### What this task involves
Show all lines from the listing below that contain "Other".

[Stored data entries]

=====

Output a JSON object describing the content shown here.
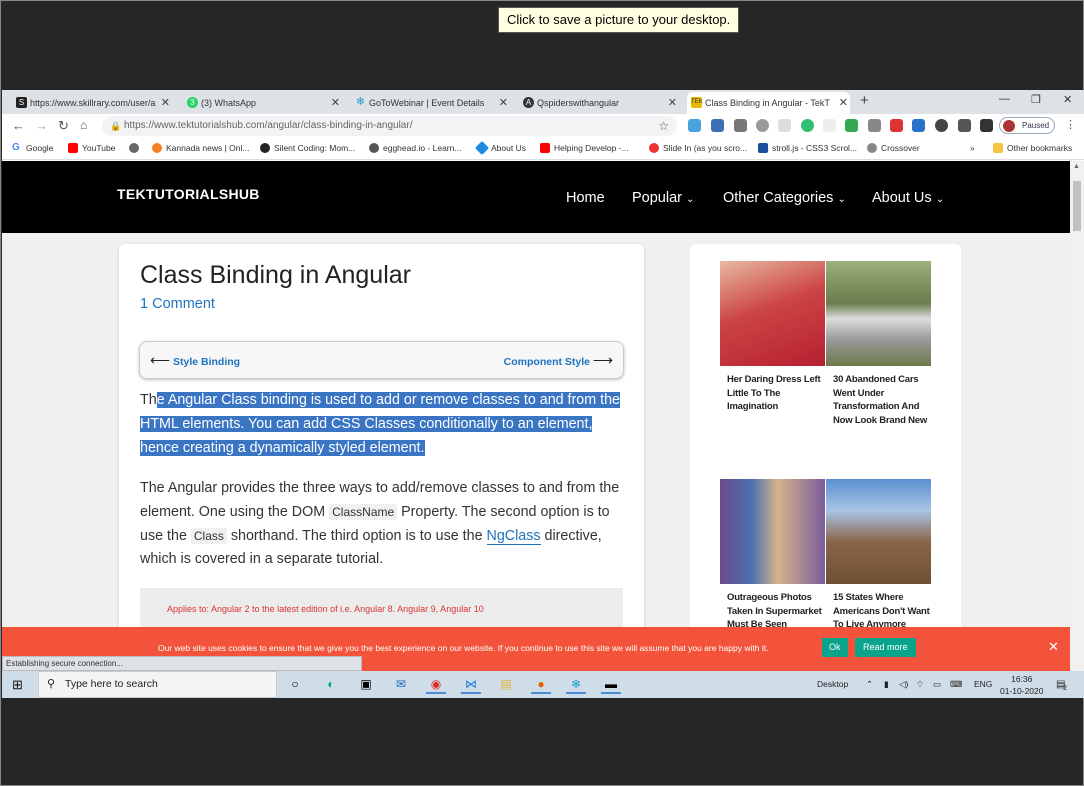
{
  "tooltip": "Click to save a picture to your desktop.",
  "tabs": [
    {
      "label": "https://www.skillrary.com/user/a",
      "icon": "skillrary-icon",
      "color": "#222"
    },
    {
      "label": "(3) WhatsApp",
      "icon": "whatsapp-icon",
      "color": "#25d366"
    },
    {
      "label": "GoToWebinar | Event Details",
      "icon": "gotowebinar-icon",
      "color": "#1b9ad6"
    },
    {
      "label": "Qspiderswithangular",
      "icon": "angular-icon",
      "color": "#333"
    },
    {
      "label": "Class Binding in Angular - TekTut",
      "icon": "tek-icon",
      "color": "#e6b800"
    }
  ],
  "address": "https://www.tektutorialshub.com/angular/class-binding-in-angular/",
  "profile_status": "Paused",
  "bookmarks": [
    "Google",
    "YouTube",
    "",
    "Kannada news | Onl...",
    "Silent Coding: Mom...",
    "egghead.io - Learn...",
    "About Us",
    "Helping Develop -...",
    "Slide In (as you scro...",
    "stroll.js - CSS3 Scrol...",
    "Crossover"
  ],
  "other_bookmarks": "Other bookmarks",
  "site": {
    "logo": "TEKTUTORIALSHUB",
    "menu": [
      "Home",
      "Popular",
      "Other Categories",
      "About Us"
    ]
  },
  "article": {
    "title": "Class Binding in Angular",
    "comments": "1 Comment",
    "prev": "Style Binding",
    "next": "Component Style",
    "p1_plain": "Th",
    "p1_selected": "e Angular Class binding is used to add or remove classes to and from the HTML elements. You can add CSS Classes conditionally to an element, hence creating a dynamically styled element.",
    "p2_a": "The Angular provides the three ways to add/remove classes to and from the element. One using the DOM ",
    "p2_code1": "ClassName",
    "p2_b": " Property. The second option is to use the ",
    "p2_code2": "Class",
    "p2_c": " shorthand. The third option is to use the ",
    "p2_link": "NgClass",
    "p2_d": " directive, which is covered in a separate tutorial.",
    "note": "Applies to: Angular 2 to the latest edition of i.e. Angular 8. Angular 9, Angular 10"
  },
  "sidebar_cards": [
    "Her Daring Dress Left Little To The Imagination",
    "30 Abandoned Cars Went Under Transformation And Now Look Brand New",
    "Outrageous Photos Taken In Supermarket Must Be Seen",
    "15 States Where Americans Don't Want To Live Anymore"
  ],
  "cookie": {
    "message": "Our web site uses cookies to ensure that we give you the best experience on our website. If you continue to use this site we will assume that you are happy with it.",
    "ok": "Ok",
    "read_more": "Read more"
  },
  "status_text": "Establishing secure connection...",
  "taskbar": {
    "search_placeholder": "Type here to search",
    "desktop": "Desktop",
    "lang": "ENG",
    "time": "16:36",
    "date": "01-10-2020",
    "notifications": "2"
  }
}
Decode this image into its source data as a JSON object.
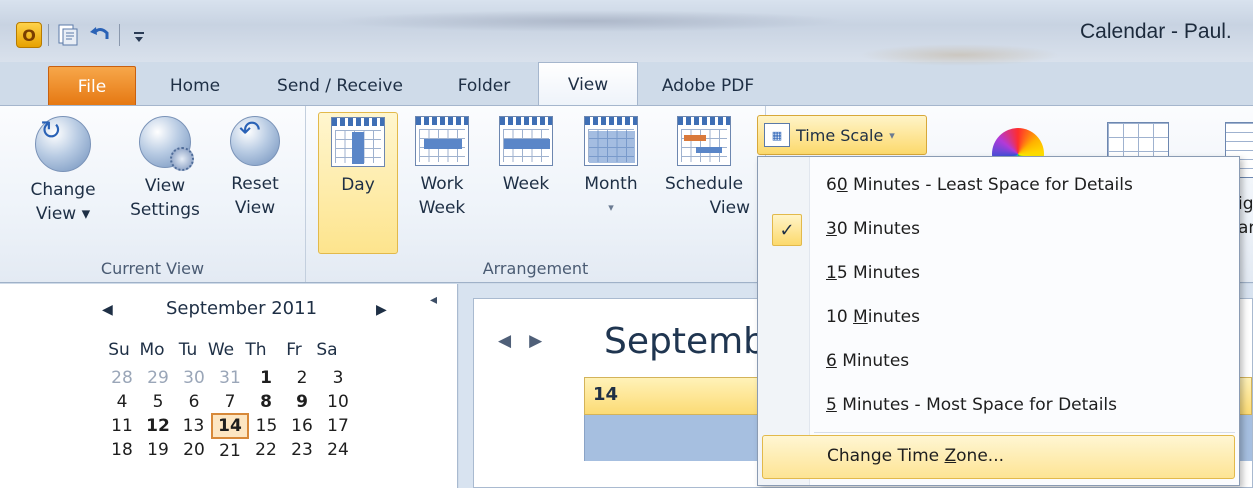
{
  "window": {
    "title": "Calendar - Paul.",
    "app_icon_letter": "O"
  },
  "tabs": [
    "File",
    "Home",
    "Send / Receive",
    "Folder",
    "View",
    "Adobe PDF"
  ],
  "active_tab": "View",
  "ribbon": {
    "current_view": {
      "group_label": "Current View",
      "buttons": [
        {
          "line1": "Change",
          "line2": "View ▾"
        },
        {
          "line1": "View",
          "line2": "Settings"
        },
        {
          "line1": "Reset",
          "line2": "View"
        }
      ]
    },
    "arrangement": {
      "group_label": "Arrangement",
      "buttons": [
        {
          "line1": "Day",
          "line2": ""
        },
        {
          "line1": "Work",
          "line2": "Week"
        },
        {
          "line1": "Week",
          "line2": ""
        },
        {
          "line1": "Month",
          "line2": "▾"
        },
        {
          "line1": "Schedule",
          "line2": "View"
        }
      ],
      "selected": "Day",
      "time_scale_label": "Time Scale",
      "time_scale_caret": "▾"
    },
    "partial_right_1": "ig",
    "partial_right_2": "ar"
  },
  "time_scale_menu": {
    "items": [
      {
        "pre": "6",
        "ul": "0",
        "post": " Minutes - Least Space for Details",
        "checked": false
      },
      {
        "pre": "",
        "ul": "3",
        "post": "0 Minutes",
        "checked": true
      },
      {
        "pre": "",
        "ul": "1",
        "post": "5 Minutes",
        "checked": false
      },
      {
        "pre": "10 ",
        "ul": "M",
        "post": "inutes",
        "checked": false
      },
      {
        "pre": "",
        "ul": "6",
        "post": " Minutes",
        "checked": false
      },
      {
        "pre": "",
        "ul": "5",
        "post": " Minutes - Most Space for Details",
        "checked": false
      }
    ],
    "change_time_zone": {
      "pre": "Change Time ",
      "ul": "Z",
      "post": "one..."
    },
    "check_mark": "✓"
  },
  "mini_calendar": {
    "month_title": "September 2011",
    "prev_arrow": "◀",
    "next_arrow": "▶",
    "collapse_arrow": "◂",
    "day_headers": [
      "Su",
      "Mo",
      "Tu",
      "We",
      "Th",
      "Fr",
      "Sa"
    ],
    "weeks": [
      [
        "28",
        "29",
        "30",
        "31",
        "1",
        "2",
        "3"
      ],
      [
        "4",
        "5",
        "6",
        "7",
        "8",
        "9",
        "10"
      ],
      [
        "11",
        "12",
        "13",
        "14",
        "15",
        "16",
        "17"
      ],
      [
        "18",
        "19",
        "20",
        "21",
        "22",
        "23",
        "24"
      ]
    ],
    "today": "14"
  },
  "main_calendar": {
    "title_partial": "Septemb",
    "nav_prev": "◀",
    "nav_next": "▶",
    "day_number": "14"
  }
}
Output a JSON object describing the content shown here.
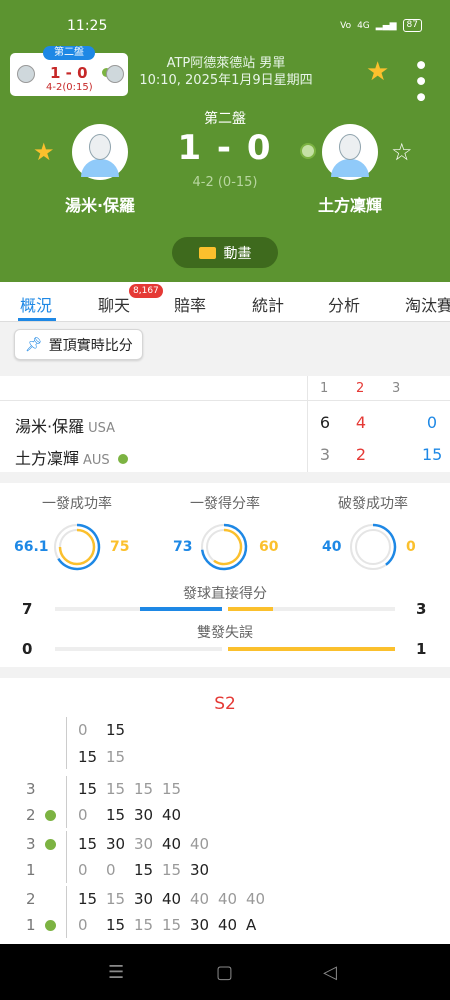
{
  "status_bar": {
    "time": "11:25",
    "network": "4G",
    "battery": "87"
  },
  "mini_score": {
    "tag": "第二盤",
    "score": "1 - 0",
    "sub": "4-2(0:15)"
  },
  "header": {
    "tournament": "ATP阿德萊德站 男單",
    "datetime": "10:10, 2025年1月9日星期四",
    "set_label": "第二盤",
    "score": "1 - 0",
    "sub_score": "4-2 (0-15)",
    "player1": "湯米·保羅",
    "player2": "土方凜輝",
    "animation_label": "動畫"
  },
  "tabs": [
    {
      "label": "概況",
      "active": true
    },
    {
      "label": "聊天",
      "badge": "8,167"
    },
    {
      "label": "賠率"
    },
    {
      "label": "統計"
    },
    {
      "label": "分析"
    },
    {
      "label": "淘汰賽"
    }
  ],
  "pin_button": "置頂實時比分",
  "score_table": {
    "set_headers": [
      "1",
      "2",
      "3"
    ],
    "rows": [
      {
        "name": "湯米·保羅",
        "country": "USA",
        "sets": [
          "6",
          "4"
        ],
        "points": "0",
        "serving": false
      },
      {
        "name": "土方凜輝",
        "country": "AUS",
        "sets": [
          "3",
          "2"
        ],
        "points": "15",
        "serving": true
      }
    ]
  },
  "stats": {
    "donuts": [
      {
        "label": "一發成功率",
        "left": "66.1",
        "right": "75",
        "left_frac": 0.661,
        "right_frac": 0.75
      },
      {
        "label": "一發得分率",
        "left": "73",
        "right": "60",
        "left_frac": 0.73,
        "right_frac": 0.6
      },
      {
        "label": "破發成功率",
        "left": "40",
        "right": "0",
        "left_frac": 0.4,
        "right_frac": 0.0
      }
    ],
    "bars": [
      {
        "label": "發球直接得分",
        "left": "7",
        "right": "3",
        "left_val": 7,
        "right_val": 3
      },
      {
        "label": "雙發失誤",
        "left": "0",
        "right": "1",
        "left_val": 0,
        "right_val": 1
      }
    ]
  },
  "pbp": {
    "set_title": "S2",
    "games": [
      {
        "score_top": "",
        "score_bottom": "",
        "serve_top": false,
        "serve_bottom": false,
        "top": [
          [
            "0",
            true
          ],
          [
            "15",
            false
          ]
        ],
        "bottom": [
          [
            "15",
            false
          ],
          [
            "15",
            true
          ]
        ]
      },
      {
        "score_top": "3",
        "score_bottom": "2",
        "serve_top": false,
        "serve_bottom": true,
        "top": [
          [
            "15",
            false
          ],
          [
            "15",
            true
          ],
          [
            "15",
            true
          ],
          [
            "15",
            true
          ]
        ],
        "bottom": [
          [
            "0",
            true
          ],
          [
            "15",
            false
          ],
          [
            "30",
            false
          ],
          [
            "40",
            false
          ]
        ]
      },
      {
        "score_top": "3",
        "score_bottom": "1",
        "serve_top": true,
        "serve_bottom": false,
        "top": [
          [
            "15",
            false
          ],
          [
            "30",
            false
          ],
          [
            "30",
            true
          ],
          [
            "40",
            false
          ],
          [
            "40",
            true
          ]
        ],
        "bottom": [
          [
            "0",
            true
          ],
          [
            "0",
            true
          ],
          [
            "15",
            false
          ],
          [
            "15",
            true
          ],
          [
            "30",
            false
          ]
        ]
      },
      {
        "score_top": "2",
        "score_bottom": "1",
        "serve_top": false,
        "serve_bottom": true,
        "top": [
          [
            "15",
            false
          ],
          [
            "15",
            true
          ],
          [
            "30",
            false
          ],
          [
            "40",
            false
          ],
          [
            "40",
            true
          ],
          [
            "40",
            true
          ],
          [
            "40",
            true
          ]
        ],
        "bottom": [
          [
            "0",
            true
          ],
          [
            "15",
            false
          ],
          [
            "15",
            true
          ],
          [
            "15",
            true
          ],
          [
            "30",
            false
          ],
          [
            "40",
            false
          ],
          [
            "A",
            false
          ]
        ]
      }
    ]
  },
  "colors": {
    "header_green": "#5c9430",
    "accent_blue": "#1e88e5",
    "accent_yellow": "#fbc02d",
    "score_red": "#e53935"
  }
}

=====

### Result for this task
  "other_bookmarks": "Other bookmarks",
      "Other Categories",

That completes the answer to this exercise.